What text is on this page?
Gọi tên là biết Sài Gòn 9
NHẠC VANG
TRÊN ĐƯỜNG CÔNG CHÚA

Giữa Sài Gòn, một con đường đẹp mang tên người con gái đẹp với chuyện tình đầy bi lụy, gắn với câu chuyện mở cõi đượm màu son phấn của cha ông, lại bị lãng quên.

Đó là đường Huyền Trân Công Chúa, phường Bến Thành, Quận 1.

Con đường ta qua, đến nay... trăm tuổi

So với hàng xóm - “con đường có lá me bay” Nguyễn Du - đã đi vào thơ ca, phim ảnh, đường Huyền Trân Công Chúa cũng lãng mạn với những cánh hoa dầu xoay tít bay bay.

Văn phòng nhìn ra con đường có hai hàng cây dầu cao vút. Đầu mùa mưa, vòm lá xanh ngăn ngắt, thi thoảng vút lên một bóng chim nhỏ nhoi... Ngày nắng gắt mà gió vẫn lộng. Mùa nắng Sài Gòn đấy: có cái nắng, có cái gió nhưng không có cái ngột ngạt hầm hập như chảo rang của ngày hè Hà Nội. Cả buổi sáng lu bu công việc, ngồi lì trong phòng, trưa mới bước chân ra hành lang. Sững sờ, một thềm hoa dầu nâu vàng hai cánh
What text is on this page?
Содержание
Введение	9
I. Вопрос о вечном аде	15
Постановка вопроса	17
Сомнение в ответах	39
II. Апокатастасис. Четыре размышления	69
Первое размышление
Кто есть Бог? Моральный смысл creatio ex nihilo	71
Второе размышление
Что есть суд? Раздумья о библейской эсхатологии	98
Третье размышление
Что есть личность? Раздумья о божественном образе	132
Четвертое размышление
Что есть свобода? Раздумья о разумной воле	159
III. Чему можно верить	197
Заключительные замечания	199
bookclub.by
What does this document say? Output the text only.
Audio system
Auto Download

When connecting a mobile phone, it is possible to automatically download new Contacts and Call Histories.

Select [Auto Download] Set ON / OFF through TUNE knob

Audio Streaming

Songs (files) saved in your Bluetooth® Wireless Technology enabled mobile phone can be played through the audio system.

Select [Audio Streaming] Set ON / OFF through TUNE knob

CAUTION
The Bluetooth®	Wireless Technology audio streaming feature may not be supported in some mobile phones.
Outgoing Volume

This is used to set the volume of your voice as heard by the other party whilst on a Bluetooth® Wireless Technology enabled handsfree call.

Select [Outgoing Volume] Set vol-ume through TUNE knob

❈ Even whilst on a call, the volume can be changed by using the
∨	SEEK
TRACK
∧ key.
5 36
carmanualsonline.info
^^^^
Extract the full listing above without alteration.

Result ->
What text is on this page?
Gọi tên là biết Sài Gòn 9
NHẠC VANG
TRÊN ĐƯỜNG CÔNG CHÚA

Giữa Sài Gòn, một con đường đẹp mang tên người con gái đẹp với chuyện tình đầy bi lụy, gắn với câu chuyện mở cõi đượm màu son phấn của cha ông, lại bị lãng quên.

Đó là đường Huyền Trân Công Chúa, phường Bến Thành, Quận 1.

Con đường ta qua, đến nay... trăm tuổi

So với hàng xóm - “con đường có lá me bay” Nguyễn Du - đã đi vào thơ ca, phim ảnh, đường Huyền Trân Công Chúa cũng lãng mạn với những cánh hoa dầu xoay tít bay bay.

Văn phòng nhìn ra con đường có hai hàng cây dầu cao vút. Đầu mùa mưa, vòm lá xanh ngăn ngắt, thi thoảng vút lên một bóng chim nhỏ nhoi... Ngày nắng gắt mà gió vẫn lộng. Mùa nắng Sài Gòn đấy: có cái nắng, có cái gió nhưng không có cái ngột ngạt hầm hập như chảo rang của ngày hè Hà Nội. Cả buổi sáng lu bu công việc, ngồi lì trong phòng, trưa mới bước chân ra hành lang. Sững sờ, một thềm hoa dầu nâu vàng hai cánh
What text is on this page?
Содержание
Введение	9
I. Вопрос о вечном аде	15
Постановка вопроса	17
Сомнение в ответах	39
II. Апокатастасис. Четыре размышления	69
Первое размышление
Кто есть Бог? Моральный смысл creatio ex nihilo	71
Второе размышление
Что есть суд? Раздумья о библейской эсхатологии	98
Третье размышление
Что есть личность? Раздумья о божественном образе	132
Четвертое размышление
Что есть свобода? Раздумья о разумной воле	159
III. Чему можно верить	197
Заключительные замечания	199
bookclub.by
What does this document say? Output the text only.
Audio system
Auto Download

When connecting a mobile phone, it is possible to automatically download new Contacts and Call Histories.

Select [Auto Download] Set ON / OFF through TUNE knob

Audio Streaming

Songs (files) saved in your Bluetooth® Wireless Technology enabled mobile phone can be played through the audio system.

Select [Audio Streaming] Set ON / OFF through TUNE knob

CAUTION
The Bluetooth®	Wireless Technology audio streaming feature may not be supported in some mobile phones.
Outgoing Volume

This is used to set the volume of your voice as heard by the other party whilst on a Bluetooth® Wireless Technology enabled handsfree call.

Select [Outgoing Volume] Set vol-ume through TUNE knob

❈ Even whilst on a call, the volume can be changed by using the
∨	SEEK
TRACK
∧ key.
5 36
carmanualsonline.info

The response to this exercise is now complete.